▶ **WORK TO BE COMPLETED**:
Find every line of the listing below where "Москва" appears, and copy it.

[Collection entries]

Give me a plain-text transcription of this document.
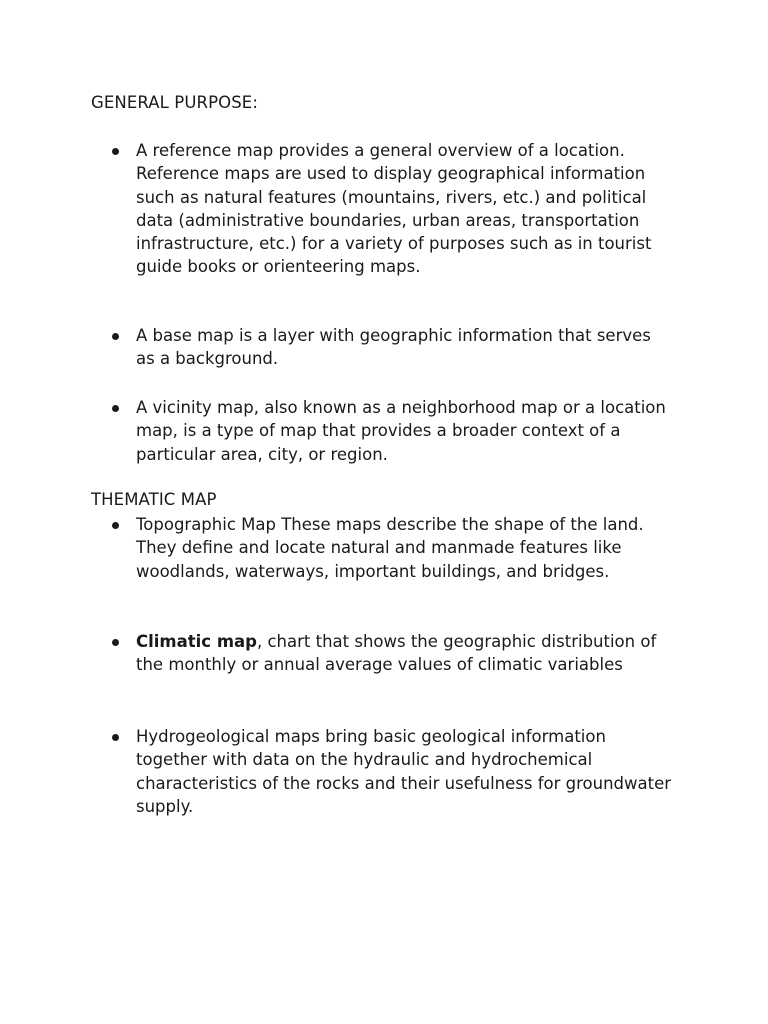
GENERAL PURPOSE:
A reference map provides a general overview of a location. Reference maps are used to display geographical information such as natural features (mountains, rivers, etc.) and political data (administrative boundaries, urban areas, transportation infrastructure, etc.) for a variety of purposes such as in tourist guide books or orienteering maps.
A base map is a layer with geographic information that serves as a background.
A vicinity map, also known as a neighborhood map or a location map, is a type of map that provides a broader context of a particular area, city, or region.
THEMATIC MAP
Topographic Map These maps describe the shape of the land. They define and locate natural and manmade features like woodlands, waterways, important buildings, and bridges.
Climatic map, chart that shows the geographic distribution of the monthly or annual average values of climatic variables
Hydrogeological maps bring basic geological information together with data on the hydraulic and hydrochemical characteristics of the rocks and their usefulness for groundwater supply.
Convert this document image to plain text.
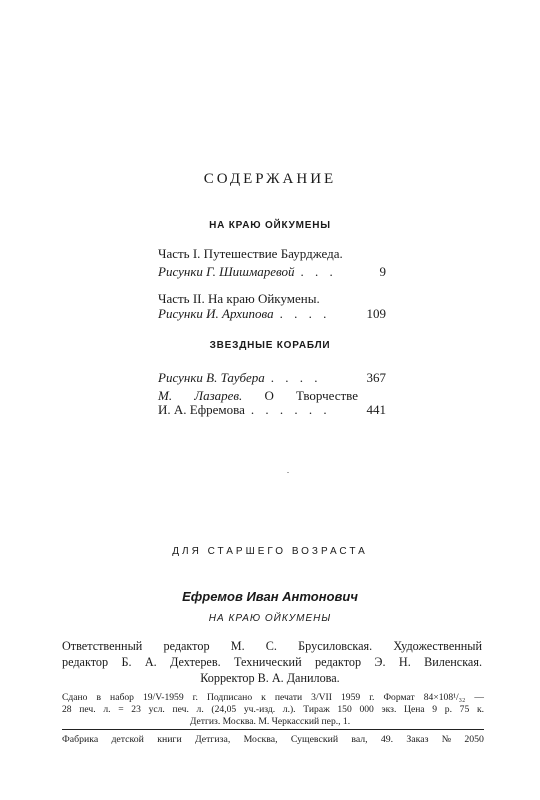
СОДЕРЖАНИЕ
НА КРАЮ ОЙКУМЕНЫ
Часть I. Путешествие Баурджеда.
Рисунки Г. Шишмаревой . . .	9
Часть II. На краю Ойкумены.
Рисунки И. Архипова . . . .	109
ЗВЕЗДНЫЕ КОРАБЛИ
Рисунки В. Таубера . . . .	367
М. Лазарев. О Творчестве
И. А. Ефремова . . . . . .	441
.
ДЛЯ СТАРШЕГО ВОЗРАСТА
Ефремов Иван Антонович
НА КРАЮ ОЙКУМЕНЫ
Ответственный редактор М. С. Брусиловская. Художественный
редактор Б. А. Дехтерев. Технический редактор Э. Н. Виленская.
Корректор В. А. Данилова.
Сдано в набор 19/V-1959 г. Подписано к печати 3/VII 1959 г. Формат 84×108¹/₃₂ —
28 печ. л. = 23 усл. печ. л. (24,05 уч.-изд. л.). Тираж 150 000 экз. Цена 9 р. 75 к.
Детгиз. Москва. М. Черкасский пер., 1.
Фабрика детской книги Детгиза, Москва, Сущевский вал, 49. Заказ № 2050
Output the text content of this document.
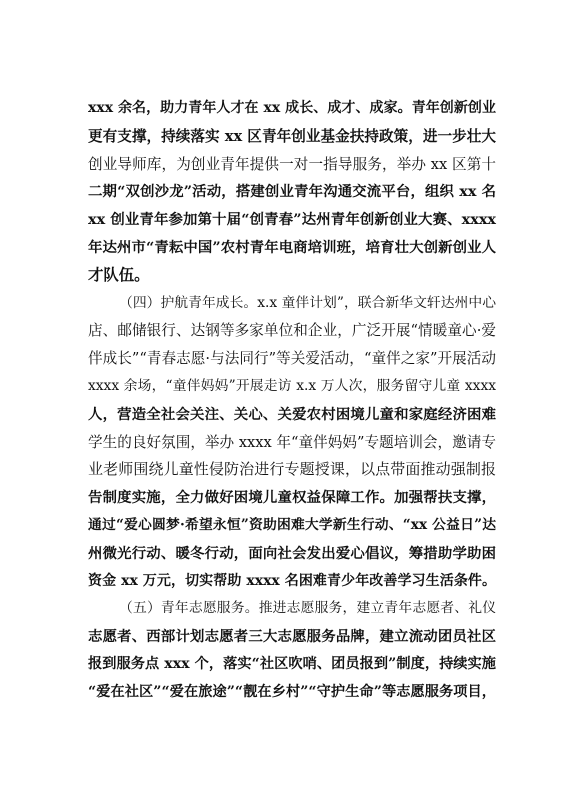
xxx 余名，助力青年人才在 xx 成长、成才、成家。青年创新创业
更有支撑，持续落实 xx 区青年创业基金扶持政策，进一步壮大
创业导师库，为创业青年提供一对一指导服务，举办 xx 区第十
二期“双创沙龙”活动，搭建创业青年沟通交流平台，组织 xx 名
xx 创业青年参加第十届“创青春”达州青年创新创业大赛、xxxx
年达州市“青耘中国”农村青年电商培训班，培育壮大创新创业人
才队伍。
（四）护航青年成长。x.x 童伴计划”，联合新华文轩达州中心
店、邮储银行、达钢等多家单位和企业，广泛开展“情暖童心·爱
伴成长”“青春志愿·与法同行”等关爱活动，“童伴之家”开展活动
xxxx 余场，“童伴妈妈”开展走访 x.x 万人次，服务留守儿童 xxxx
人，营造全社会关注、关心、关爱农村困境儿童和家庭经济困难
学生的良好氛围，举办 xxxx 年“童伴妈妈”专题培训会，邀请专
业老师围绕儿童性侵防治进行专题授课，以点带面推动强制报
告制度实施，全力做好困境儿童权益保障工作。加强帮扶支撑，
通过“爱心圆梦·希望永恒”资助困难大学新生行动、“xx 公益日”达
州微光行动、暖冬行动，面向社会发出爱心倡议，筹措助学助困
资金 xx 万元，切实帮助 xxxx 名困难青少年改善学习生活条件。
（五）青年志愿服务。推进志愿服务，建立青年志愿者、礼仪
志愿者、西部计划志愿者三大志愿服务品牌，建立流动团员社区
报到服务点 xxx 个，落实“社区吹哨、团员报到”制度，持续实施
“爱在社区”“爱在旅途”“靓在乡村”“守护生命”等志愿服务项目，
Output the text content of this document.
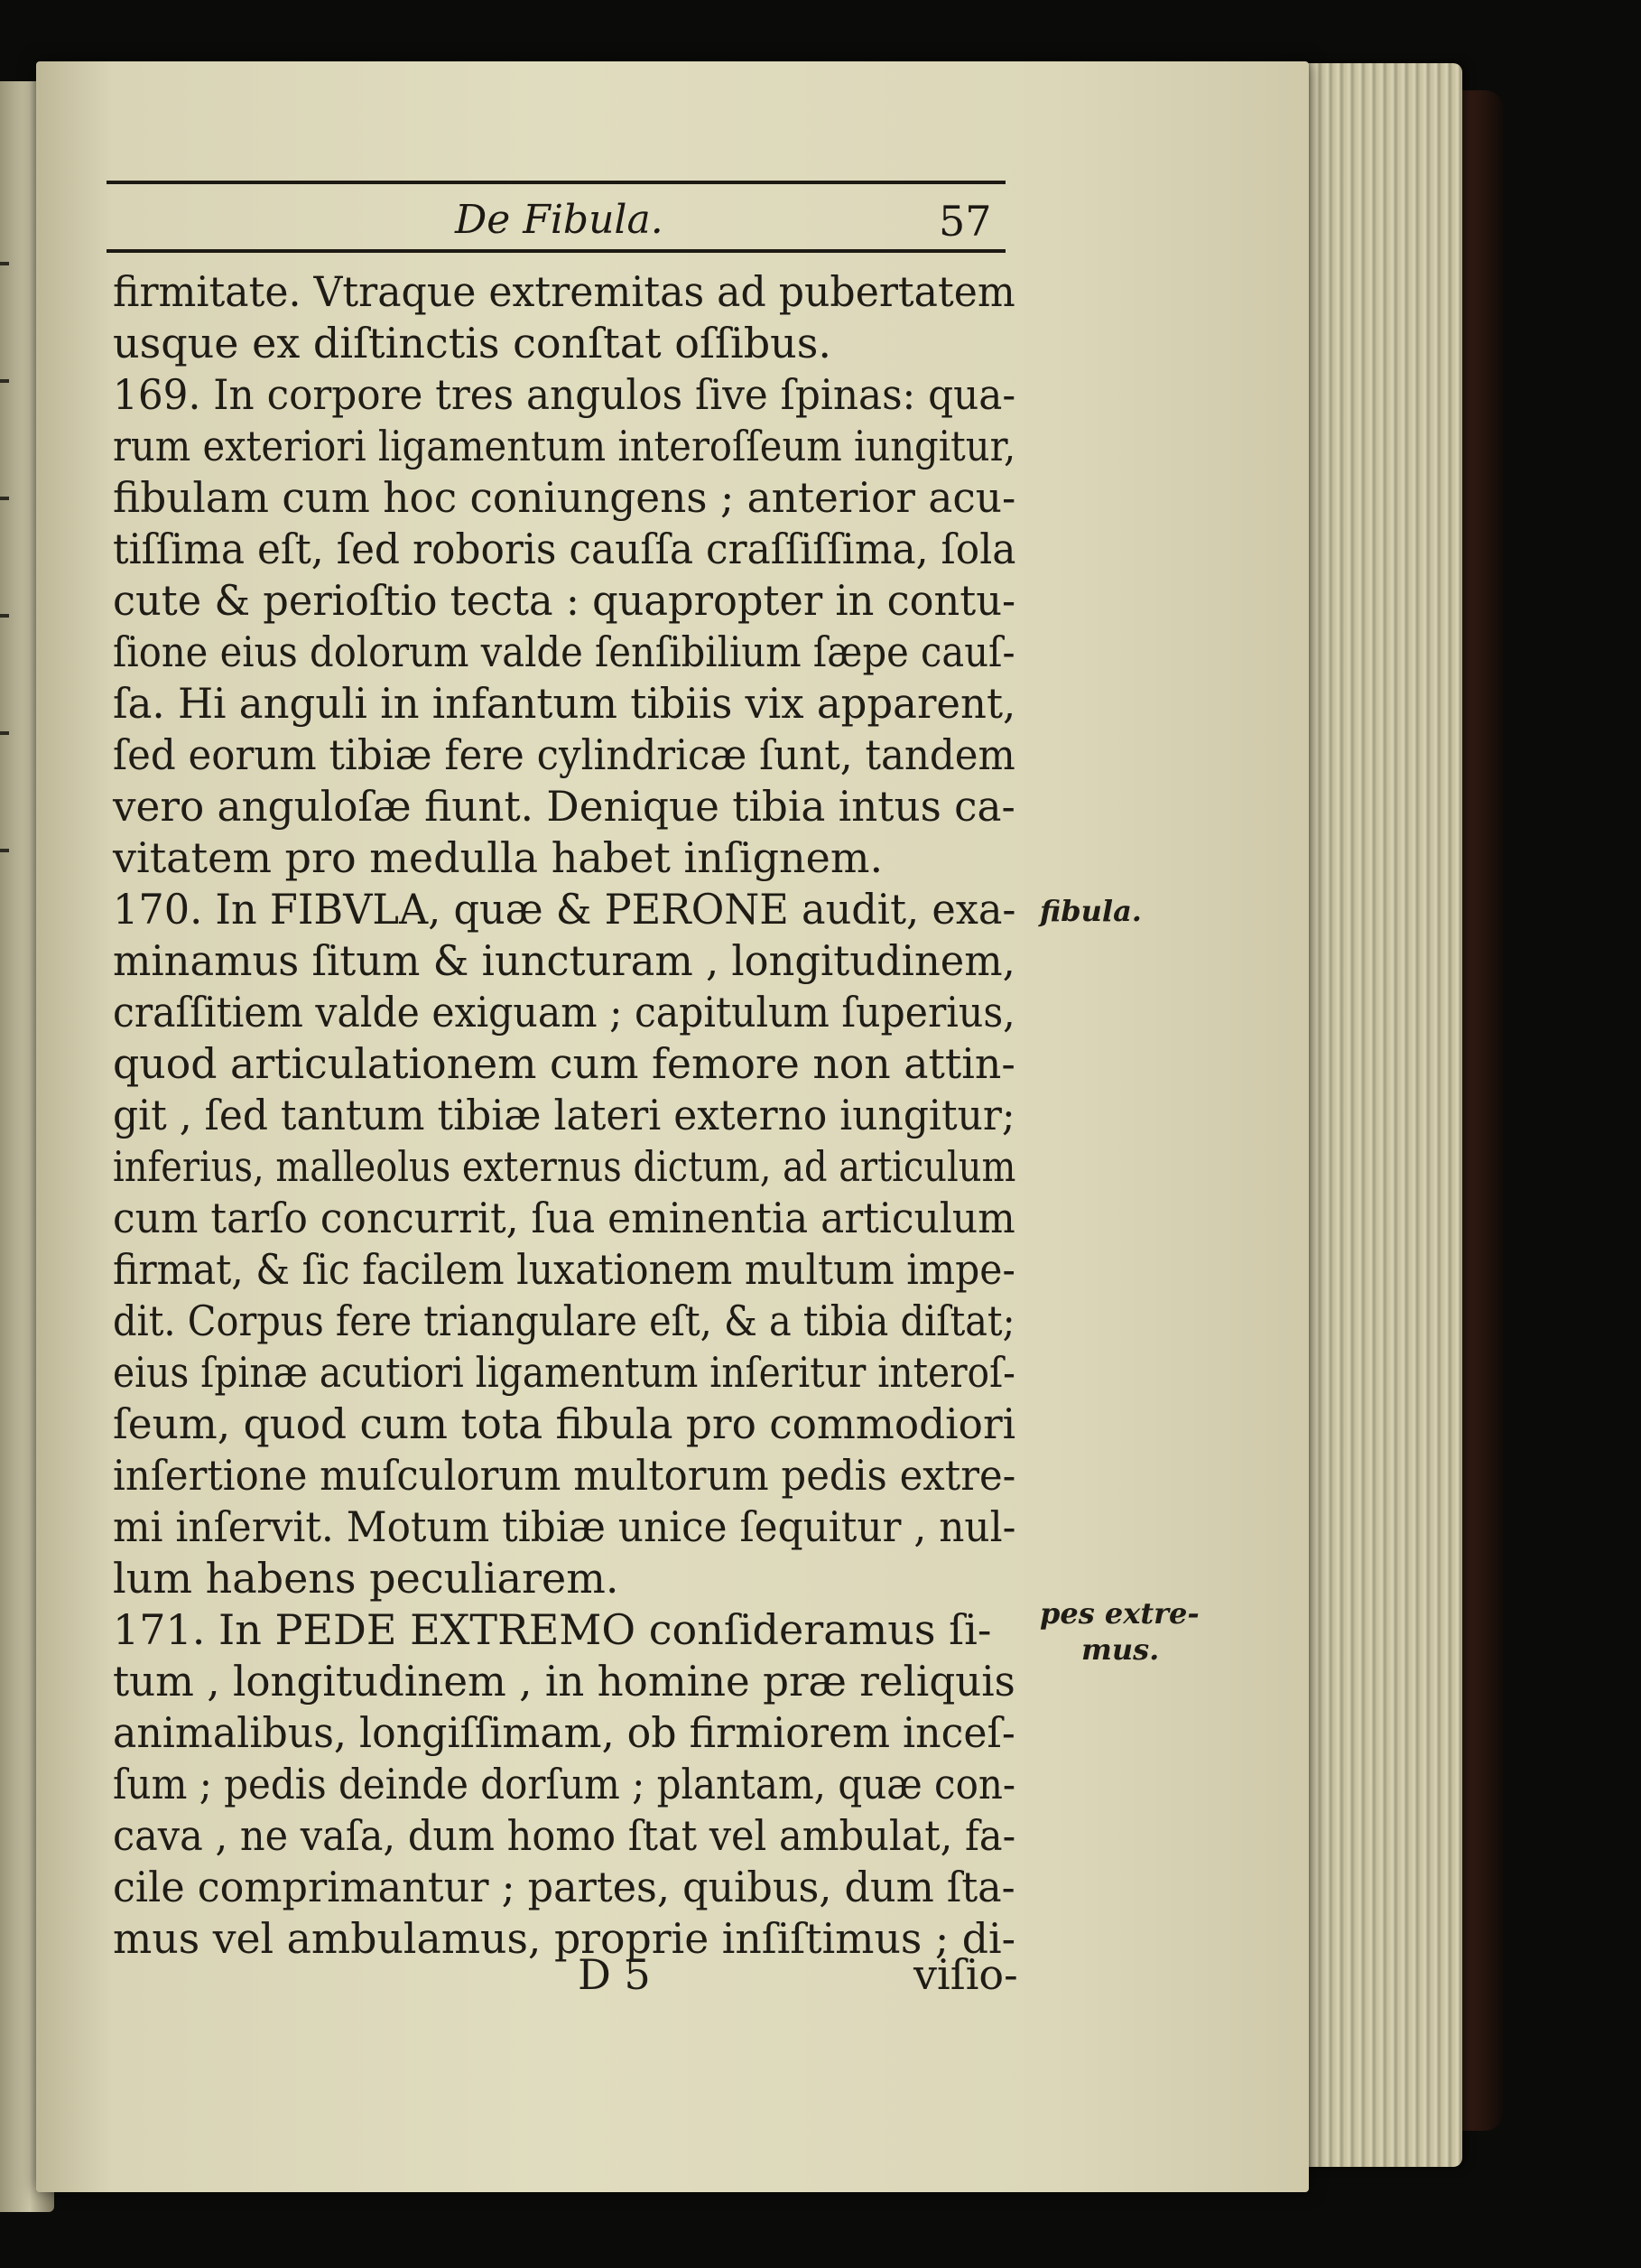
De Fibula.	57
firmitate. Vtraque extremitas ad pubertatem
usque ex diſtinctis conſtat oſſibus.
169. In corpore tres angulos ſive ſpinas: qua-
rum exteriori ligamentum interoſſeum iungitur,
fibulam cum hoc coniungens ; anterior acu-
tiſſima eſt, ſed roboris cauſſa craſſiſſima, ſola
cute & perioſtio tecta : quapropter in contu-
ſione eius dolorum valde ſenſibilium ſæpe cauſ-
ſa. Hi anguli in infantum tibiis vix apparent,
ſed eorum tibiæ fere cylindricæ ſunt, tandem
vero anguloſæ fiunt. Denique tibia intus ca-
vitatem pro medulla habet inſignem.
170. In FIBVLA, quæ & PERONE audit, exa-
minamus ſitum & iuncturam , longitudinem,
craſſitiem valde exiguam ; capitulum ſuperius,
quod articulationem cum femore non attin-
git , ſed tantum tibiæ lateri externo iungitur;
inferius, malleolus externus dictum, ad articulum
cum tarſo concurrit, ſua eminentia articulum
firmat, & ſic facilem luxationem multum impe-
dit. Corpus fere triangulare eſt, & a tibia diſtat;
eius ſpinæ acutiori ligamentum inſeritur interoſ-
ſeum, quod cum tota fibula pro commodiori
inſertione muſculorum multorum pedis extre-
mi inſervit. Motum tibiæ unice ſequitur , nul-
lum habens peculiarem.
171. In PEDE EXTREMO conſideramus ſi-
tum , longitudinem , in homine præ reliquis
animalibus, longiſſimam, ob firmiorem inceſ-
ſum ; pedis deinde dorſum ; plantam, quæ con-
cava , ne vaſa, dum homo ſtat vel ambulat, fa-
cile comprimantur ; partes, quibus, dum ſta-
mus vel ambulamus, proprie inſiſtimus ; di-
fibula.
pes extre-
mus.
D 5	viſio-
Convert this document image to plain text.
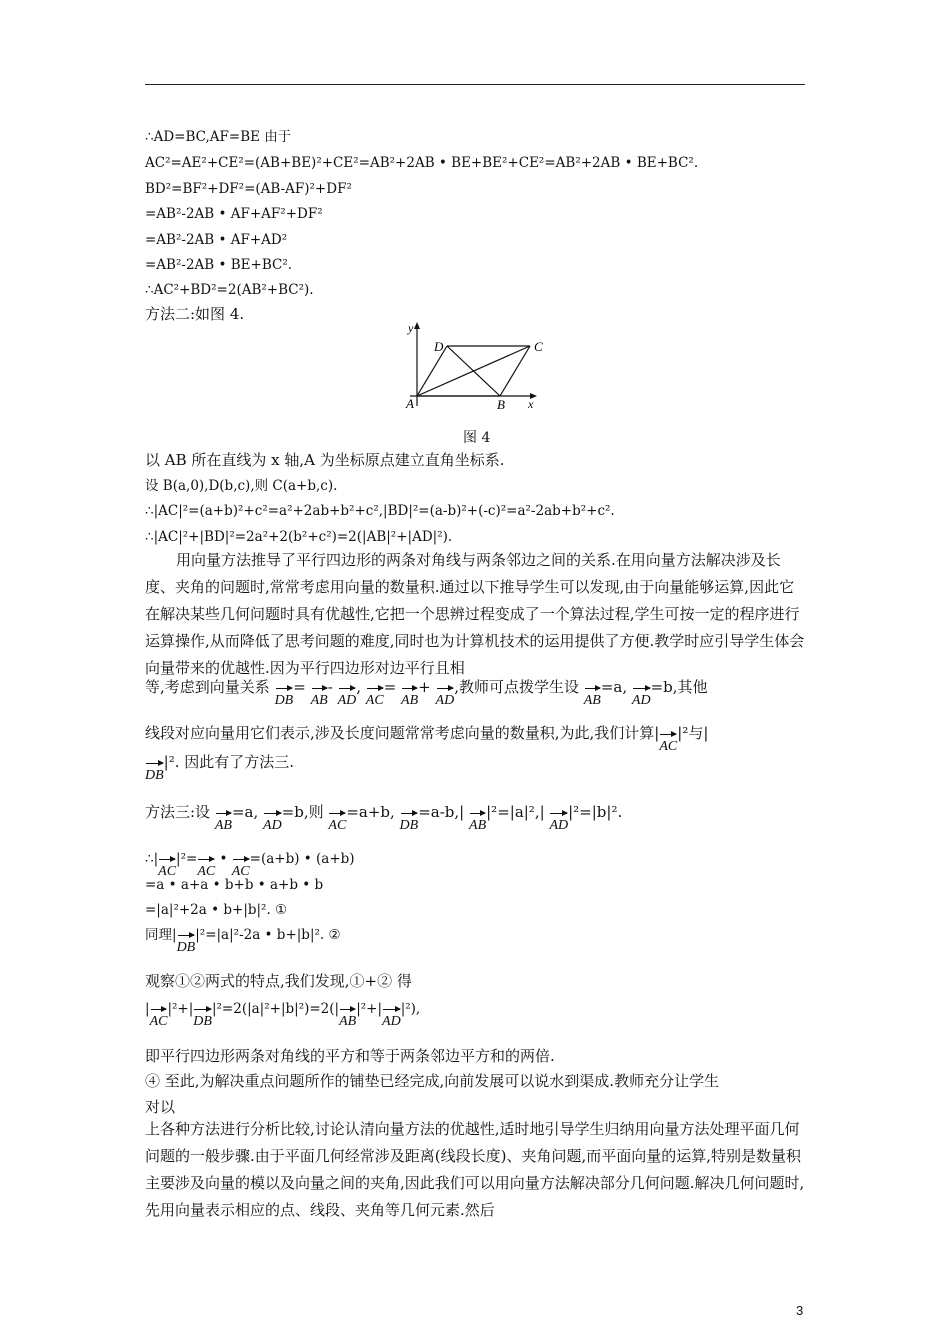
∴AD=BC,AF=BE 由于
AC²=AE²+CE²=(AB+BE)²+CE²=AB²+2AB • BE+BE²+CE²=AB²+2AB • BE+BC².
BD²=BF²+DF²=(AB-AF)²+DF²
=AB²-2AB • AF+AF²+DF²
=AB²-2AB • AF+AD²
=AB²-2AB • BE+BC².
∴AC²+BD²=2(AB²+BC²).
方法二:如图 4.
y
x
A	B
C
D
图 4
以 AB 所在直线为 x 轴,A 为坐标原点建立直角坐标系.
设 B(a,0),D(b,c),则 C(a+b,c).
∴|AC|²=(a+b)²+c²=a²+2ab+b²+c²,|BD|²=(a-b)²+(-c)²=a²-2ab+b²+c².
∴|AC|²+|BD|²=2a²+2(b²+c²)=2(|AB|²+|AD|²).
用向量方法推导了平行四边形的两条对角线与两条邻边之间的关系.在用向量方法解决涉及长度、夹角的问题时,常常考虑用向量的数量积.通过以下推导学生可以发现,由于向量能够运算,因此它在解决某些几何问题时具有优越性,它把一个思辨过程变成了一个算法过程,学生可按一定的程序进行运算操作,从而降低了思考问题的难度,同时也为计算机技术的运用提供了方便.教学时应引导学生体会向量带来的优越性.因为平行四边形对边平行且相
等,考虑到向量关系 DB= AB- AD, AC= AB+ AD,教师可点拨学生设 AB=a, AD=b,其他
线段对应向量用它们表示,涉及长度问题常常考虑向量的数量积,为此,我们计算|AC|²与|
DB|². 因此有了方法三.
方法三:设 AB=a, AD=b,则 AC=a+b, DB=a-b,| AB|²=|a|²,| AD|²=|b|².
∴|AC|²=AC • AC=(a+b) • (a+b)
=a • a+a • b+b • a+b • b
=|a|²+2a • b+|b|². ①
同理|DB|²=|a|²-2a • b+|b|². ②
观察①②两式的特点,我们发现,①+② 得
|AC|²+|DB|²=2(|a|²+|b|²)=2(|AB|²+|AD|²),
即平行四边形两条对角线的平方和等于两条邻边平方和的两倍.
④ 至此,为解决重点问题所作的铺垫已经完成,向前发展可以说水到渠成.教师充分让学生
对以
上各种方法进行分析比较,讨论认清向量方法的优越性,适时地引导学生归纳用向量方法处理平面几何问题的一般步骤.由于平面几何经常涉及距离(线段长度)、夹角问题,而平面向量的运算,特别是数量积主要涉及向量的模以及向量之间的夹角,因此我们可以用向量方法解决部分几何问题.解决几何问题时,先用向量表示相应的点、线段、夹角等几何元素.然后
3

▶ **FINISHED TASK**:
Детгиз. Москва. М. Черкасский пер., 1.
Фабрика детской книги Детгиза, Москва, Сущевский вал, 49. Заказ № 2050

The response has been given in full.